Stored data:
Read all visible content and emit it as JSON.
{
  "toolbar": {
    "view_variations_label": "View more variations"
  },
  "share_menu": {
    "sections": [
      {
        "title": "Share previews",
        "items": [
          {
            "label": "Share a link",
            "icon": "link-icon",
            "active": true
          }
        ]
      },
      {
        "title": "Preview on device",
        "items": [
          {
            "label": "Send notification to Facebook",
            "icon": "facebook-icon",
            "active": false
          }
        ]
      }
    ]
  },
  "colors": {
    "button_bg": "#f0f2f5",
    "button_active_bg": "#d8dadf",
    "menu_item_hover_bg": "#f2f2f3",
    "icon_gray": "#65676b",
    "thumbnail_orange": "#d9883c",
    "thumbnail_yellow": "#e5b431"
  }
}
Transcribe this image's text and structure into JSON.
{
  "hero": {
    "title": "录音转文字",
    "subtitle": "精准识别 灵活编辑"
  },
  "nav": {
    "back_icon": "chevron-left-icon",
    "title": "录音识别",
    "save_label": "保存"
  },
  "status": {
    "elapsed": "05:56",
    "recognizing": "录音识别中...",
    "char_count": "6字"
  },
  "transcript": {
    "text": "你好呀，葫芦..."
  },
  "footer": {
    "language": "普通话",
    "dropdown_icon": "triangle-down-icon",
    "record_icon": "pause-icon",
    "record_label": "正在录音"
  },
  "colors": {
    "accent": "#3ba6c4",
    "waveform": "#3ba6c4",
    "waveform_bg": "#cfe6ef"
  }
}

- [CHALLENGE]:
Output each record precisely as given.

- [FINISHED EXERCISE]:
Read all visible content and emit it as JSON.
{
  "toolbar": {
    "view_variations_label": "View more variations"
  },
  "share_menu": {
    "sections": [
      {
        "title": "Share previews",
        "items": [
          {
            "label": "Share a link",
            "icon": "link-icon",
            "active": true
          }
        ]
      },
      {
        "title": "Preview on device",
        "items": [
          {
            "label": "Send notification to Facebook",
            "icon": "facebook-icon",
            "active": false
          }
        ]
      }
    ]
  },
  "colors": {
    "button_bg": "#f0f2f5",
    "button_active_bg": "#d8dadf",
    "menu_item_hover_bg": "#f2f2f3",
    "icon_gray": "#65676b",
    "thumbnail_orange": "#d9883c",
    "thumbnail_yellow": "#e5b431"
  }
}
Transcribe this image's text and structure into JSON.
{
  "hero": {
    "title": "录音转文字",
    "subtitle": "精准识别 灵活编辑"
  },
  "nav": {
    "back_icon": "chevron-left-icon",
    "title": "录音识别",
    "save_label": "保存"
  },
  "status": {
    "elapsed": "05:56",
    "recognizing": "录音识别中...",
    "char_count": "6字"
  },
  "transcript": {
    "text": "你好呀，葫芦..."
  },
  "footer": {
    "language": "普通话",
    "dropdown_icon": "triangle-down-icon",
    "record_icon": "pause-icon",
    "record_label": "正在录音"
  },
  "colors": {
    "accent": "#3ba6c4",
    "waveform": "#3ba6c4",
    "waveform_bg": "#cfe6ef"
  }
}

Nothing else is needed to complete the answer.